Gather, from the listing beneath this task, every line holding the string "письменник".

* Provided records
|---|
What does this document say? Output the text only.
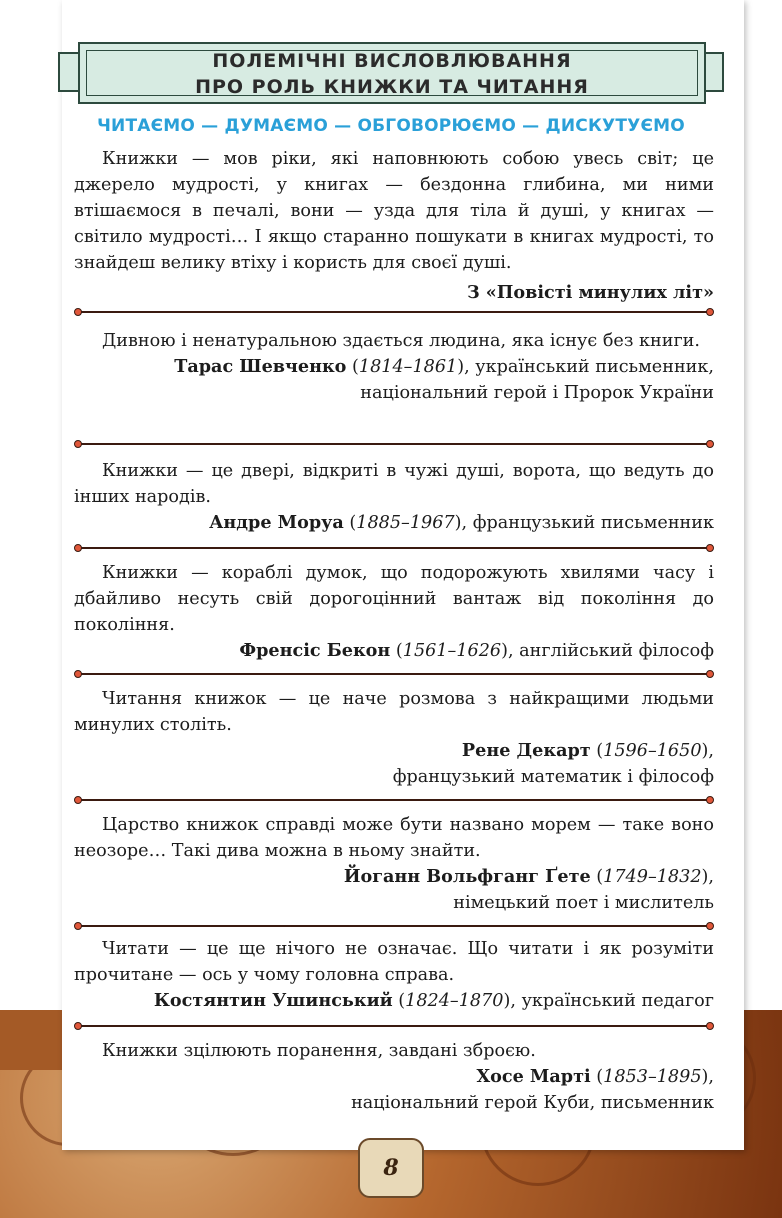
ПОЛЕМІЧНІ ВИСЛОВЛЮВАННЯ
ПРО РОЛЬ КНИЖКИ ТА ЧИТАННЯ
ЧИТАЄМО — ДУМАЄМО — ОБГОВОРЮЄМО — ДИСКУТУЄМО

Книжки — мов ріки, які наповнюють собою увесь світ; це джерело мудрості, у книгах — бездонна глибина, ми ними втішаємося в печалі, вони — узда для тіла й душі, у книгах — світило мудрості… І якщо старанно пошукати в книгах мудрості, то знайдеш велику втіху і користь для своєї душі.

З «Повісті минулих літ»

Дивною і ненатуральною здається людина, яка існує без книги.

Тарас Шевченко (1814–1861), український письменник,

національний герой і Пророк України

Книжки — це двері, відкриті в чужі душі, ворота, що ведуть до інших народів.

Андре Моруа (1885–1967), французький письменник

Книжки — кораблі думок, що подорожують хвилями часу і дбайливо несуть свій дорогоцінний вантаж від покоління до покоління.

Френсіс Бекон (1561–1626), англійський філософ

Читання книжок — це наче розмова з найкращими людьми минулих століть.

Рене Декарт (1596–1650),

французький математик і філософ

Царство книжок справді може бути названо морем — таке воно неозоре… Такі дива можна в ньому знайти.

Йоганн Вольфганг Ґете (1749–1832),

німецький поет і мислитель

Читати — це ще нічого не означає. Що читати і як розуміти прочитане — ось у чому головна справа.

Костянтин Ушинський (1824–1870), український педагог

Книжки зцілюють поранення, завдані зброєю.

Хосе Марті (1853–1895),

національний герой Куби, письменник

8
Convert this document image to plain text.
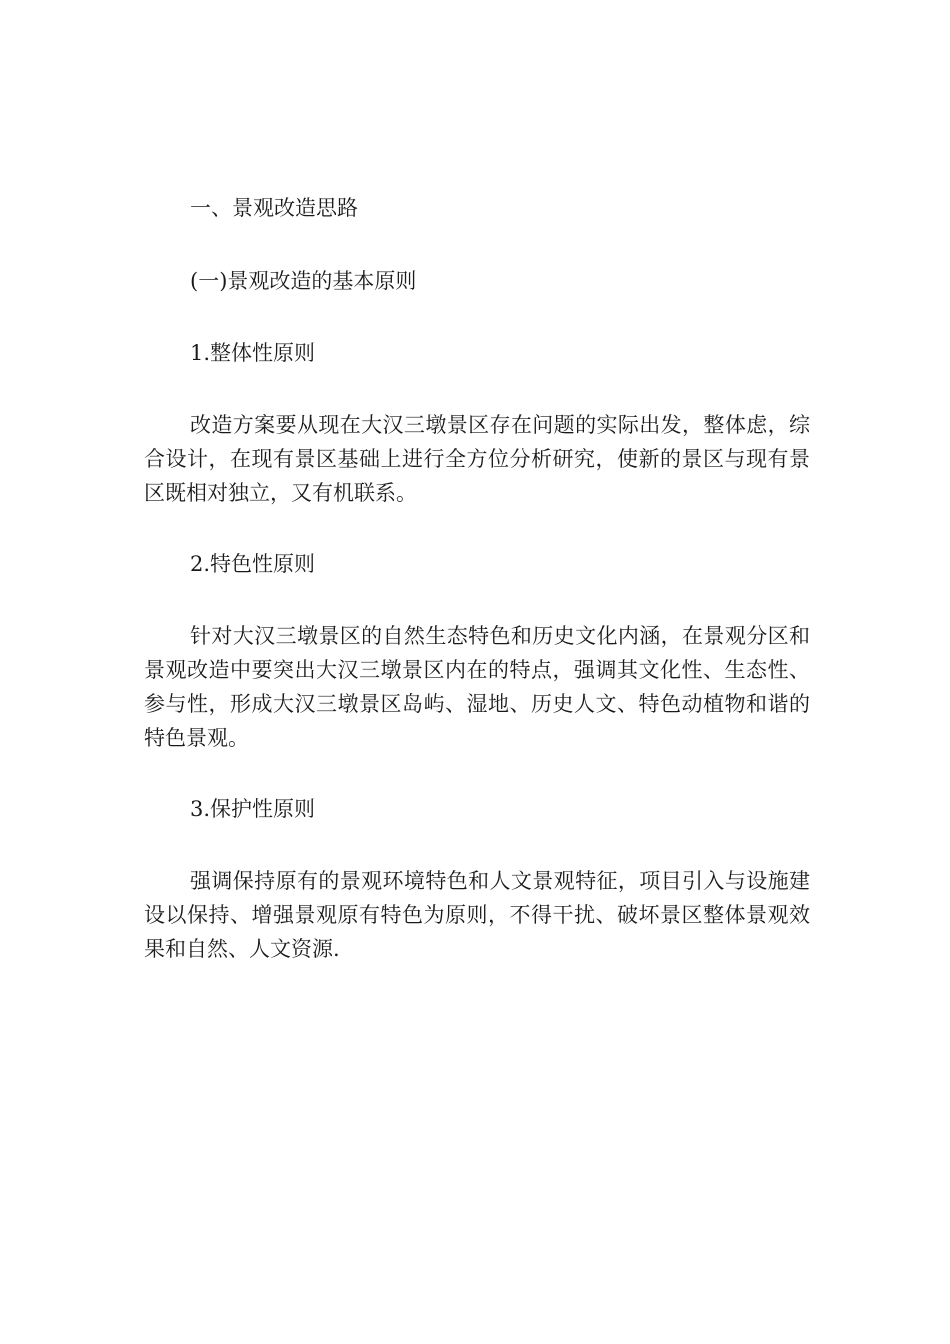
一、景观改造思路
(一)景观改造的基本原则
1.整体性原则

改造方案要从现在大汉三墩景区存在问题的实际出发，整体虑，综合设计，在现有景区基础上进行全方位分析研究，使新的景区与现有景区既相对独立，又有机联系。

2.特色性原则

针对大汉三墩景区的自然生态特色和历史文化内涵，在景观分区和景观改造中要突出大汉三墩景区内在的特点，强调其文化性、生态性、参与性，形成大汉三墩景区岛屿、湿地、历史人文、特色动植物和谐的特色景观。

3.保护性原则

强调保持原有的景观环境特色和人文景观特征，项目引入与设施建设以保持、增强景观原有特色为原则，不得干扰、破坏景区整体景观效果和自然、人文资源.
|---|
* Result of the exercise
Тарас Шевченко (1814–1861), український письменник,
Андре Моруа (1885–1967), французький письменник
національний герой Куби, письменник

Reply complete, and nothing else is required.